_Passage_:
§
MEXICO CITY, Oct 27 (Reuters) - Mexico has arrested two top anti-drug officials accused of taking bribes of up to $450,000 a month to leak intelligence to a drug trafficking cartel, the attorney general's office said on Monday.

The two men received between $150,000 and $450,000 a month for informing the Beltran Leyva drug gang about police operations including safe house raids and arrest targets.

"They handed over secret information and details of operations against the Beltran Leyva criminal organization," Attorney General Eduardo Medina Mora told a news conference.

The two officials are now in prison and some 30 other members of the anti-drug unit known as SIEDO have been fired.

U.S. Customs and Border Protection also arrested on Sunday a senior Mexican immigration official on the Arizona border, accusing him of smuggling marijuana, Mexican state news agency Notimex reported.
§
_Layout coordinate data_:
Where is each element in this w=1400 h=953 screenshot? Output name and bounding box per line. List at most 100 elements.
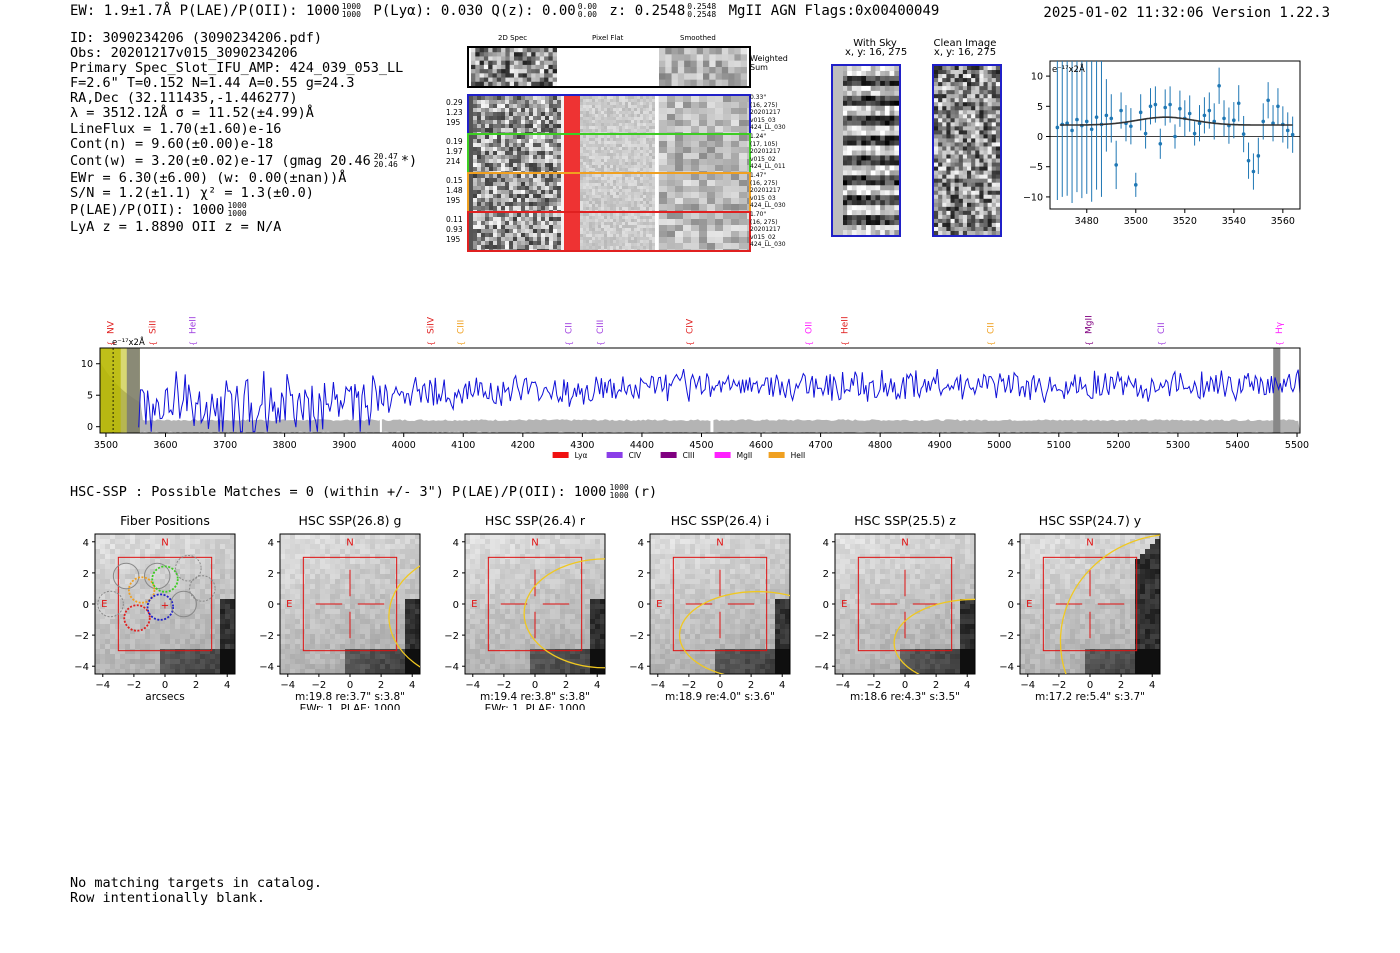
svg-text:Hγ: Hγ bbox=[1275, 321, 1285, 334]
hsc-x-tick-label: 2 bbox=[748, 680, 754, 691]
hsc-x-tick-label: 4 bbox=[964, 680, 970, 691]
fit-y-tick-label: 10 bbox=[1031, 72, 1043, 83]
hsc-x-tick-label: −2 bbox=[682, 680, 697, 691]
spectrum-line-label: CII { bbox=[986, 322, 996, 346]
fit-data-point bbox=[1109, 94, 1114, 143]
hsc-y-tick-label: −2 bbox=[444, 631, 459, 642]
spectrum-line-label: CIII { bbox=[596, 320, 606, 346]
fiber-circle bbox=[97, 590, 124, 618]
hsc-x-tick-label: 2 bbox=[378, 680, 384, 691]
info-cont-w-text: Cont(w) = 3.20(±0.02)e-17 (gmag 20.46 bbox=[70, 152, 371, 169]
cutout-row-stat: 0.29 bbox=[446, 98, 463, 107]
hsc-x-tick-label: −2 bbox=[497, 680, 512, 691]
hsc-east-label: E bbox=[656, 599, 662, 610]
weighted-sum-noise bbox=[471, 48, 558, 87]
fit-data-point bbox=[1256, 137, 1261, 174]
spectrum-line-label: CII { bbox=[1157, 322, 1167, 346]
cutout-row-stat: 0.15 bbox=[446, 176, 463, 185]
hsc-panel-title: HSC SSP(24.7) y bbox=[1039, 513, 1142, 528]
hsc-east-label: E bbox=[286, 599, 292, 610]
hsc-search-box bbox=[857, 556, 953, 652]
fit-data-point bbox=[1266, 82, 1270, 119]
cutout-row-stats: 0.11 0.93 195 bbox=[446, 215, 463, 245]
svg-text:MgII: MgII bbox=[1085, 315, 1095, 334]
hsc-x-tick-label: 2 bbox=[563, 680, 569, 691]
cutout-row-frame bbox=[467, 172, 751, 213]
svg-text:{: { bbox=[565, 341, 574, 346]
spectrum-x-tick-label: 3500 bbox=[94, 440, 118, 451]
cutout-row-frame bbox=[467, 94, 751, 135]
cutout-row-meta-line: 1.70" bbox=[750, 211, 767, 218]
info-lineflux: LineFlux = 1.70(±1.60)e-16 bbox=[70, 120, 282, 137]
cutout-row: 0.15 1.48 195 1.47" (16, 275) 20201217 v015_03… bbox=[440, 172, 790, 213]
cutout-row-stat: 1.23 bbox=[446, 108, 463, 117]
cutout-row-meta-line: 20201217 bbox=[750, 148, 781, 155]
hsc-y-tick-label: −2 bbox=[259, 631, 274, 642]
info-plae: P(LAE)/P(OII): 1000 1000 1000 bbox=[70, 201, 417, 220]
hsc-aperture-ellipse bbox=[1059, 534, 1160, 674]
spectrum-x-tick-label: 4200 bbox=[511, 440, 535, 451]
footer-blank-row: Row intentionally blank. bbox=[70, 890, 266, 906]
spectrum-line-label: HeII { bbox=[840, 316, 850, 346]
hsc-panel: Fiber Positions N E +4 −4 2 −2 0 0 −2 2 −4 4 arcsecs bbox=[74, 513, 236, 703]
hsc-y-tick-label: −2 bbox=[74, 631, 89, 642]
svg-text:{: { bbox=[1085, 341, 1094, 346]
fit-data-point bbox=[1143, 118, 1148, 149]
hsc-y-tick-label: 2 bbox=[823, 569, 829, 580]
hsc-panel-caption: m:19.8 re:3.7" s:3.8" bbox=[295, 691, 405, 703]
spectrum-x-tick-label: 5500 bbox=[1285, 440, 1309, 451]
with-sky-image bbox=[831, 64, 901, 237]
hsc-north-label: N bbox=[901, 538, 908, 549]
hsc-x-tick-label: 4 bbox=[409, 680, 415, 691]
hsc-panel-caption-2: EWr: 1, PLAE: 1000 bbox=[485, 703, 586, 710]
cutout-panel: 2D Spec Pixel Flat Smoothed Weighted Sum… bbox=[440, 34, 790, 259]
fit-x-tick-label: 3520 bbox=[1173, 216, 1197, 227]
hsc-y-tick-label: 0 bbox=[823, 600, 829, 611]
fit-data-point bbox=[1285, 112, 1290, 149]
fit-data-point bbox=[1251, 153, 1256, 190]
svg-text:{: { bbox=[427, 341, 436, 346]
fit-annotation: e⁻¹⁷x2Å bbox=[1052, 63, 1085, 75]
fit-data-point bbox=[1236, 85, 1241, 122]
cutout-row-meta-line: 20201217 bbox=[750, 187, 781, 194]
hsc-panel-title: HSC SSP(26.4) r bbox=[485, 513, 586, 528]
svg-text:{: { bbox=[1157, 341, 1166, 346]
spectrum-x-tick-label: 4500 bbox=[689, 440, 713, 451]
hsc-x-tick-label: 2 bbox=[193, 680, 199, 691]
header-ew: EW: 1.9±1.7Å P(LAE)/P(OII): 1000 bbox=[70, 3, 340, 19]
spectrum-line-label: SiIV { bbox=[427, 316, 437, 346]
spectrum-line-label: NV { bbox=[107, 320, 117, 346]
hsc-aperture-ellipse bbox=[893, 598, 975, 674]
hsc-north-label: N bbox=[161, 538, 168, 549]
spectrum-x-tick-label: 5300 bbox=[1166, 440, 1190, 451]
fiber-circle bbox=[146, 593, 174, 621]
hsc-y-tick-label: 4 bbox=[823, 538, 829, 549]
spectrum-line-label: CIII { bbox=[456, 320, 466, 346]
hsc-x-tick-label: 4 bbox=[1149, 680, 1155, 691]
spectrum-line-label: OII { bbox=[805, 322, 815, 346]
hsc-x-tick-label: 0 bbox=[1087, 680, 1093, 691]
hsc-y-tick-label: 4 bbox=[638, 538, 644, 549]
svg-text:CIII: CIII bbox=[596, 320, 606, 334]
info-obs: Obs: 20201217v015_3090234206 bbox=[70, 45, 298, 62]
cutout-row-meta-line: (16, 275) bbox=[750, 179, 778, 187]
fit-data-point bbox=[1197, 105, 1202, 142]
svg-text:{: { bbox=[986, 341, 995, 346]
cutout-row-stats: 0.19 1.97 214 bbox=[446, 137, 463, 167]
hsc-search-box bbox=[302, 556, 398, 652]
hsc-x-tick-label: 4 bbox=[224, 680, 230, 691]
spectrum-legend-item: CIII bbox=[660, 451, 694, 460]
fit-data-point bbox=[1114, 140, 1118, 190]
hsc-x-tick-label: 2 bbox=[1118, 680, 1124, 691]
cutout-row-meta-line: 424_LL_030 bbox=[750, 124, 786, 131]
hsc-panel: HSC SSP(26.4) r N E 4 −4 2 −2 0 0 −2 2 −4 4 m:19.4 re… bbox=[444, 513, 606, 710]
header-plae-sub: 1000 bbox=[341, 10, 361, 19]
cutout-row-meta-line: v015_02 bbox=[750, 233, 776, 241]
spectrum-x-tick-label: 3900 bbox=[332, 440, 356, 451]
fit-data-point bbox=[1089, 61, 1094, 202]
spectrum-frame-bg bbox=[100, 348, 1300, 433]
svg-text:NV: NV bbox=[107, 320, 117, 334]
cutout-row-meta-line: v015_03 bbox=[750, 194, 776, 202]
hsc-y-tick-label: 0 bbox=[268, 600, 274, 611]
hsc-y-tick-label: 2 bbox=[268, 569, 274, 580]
§
_Exercise set_:
- a) In the news report, rewrite the text beginning at the words "The two men" and ending after "have been fired.", substituting "custody" for "prison".
- b) According to the news report, what is the anti-drug unit that had some 30 members fired called?
- c) Decide whether each statement agrees with the news report:
(i) The two officials passed information to the Beltran Leyva drug gang.
(ii) The senior Mexican immigration official was arrested on the Texas border.
(iii) The attorney general's office announced the arrests on Monday.

_In response_:
- a)
The two men received between $150,000 and $450,000 a month for informing the Beltran Leyva drug gang about police operations including safe house raids and arrest targets.

"They handed over secret information and details of operations against the Beltran Leyva criminal organization," Attorney General Eduardo Medina Mora told a news conference.

The two officials are now in custody and some 30 other members of the anti-drug unit known as SIEDO have been fired.

- b) SIEDO

- c)
(i) Yes: "informing the Beltran Leyva drug gang about police operations"
(ii) No: "a senior Mexican immigration official on the Arizona border"
(iii) Yes: "the attorney general's office said on Monday"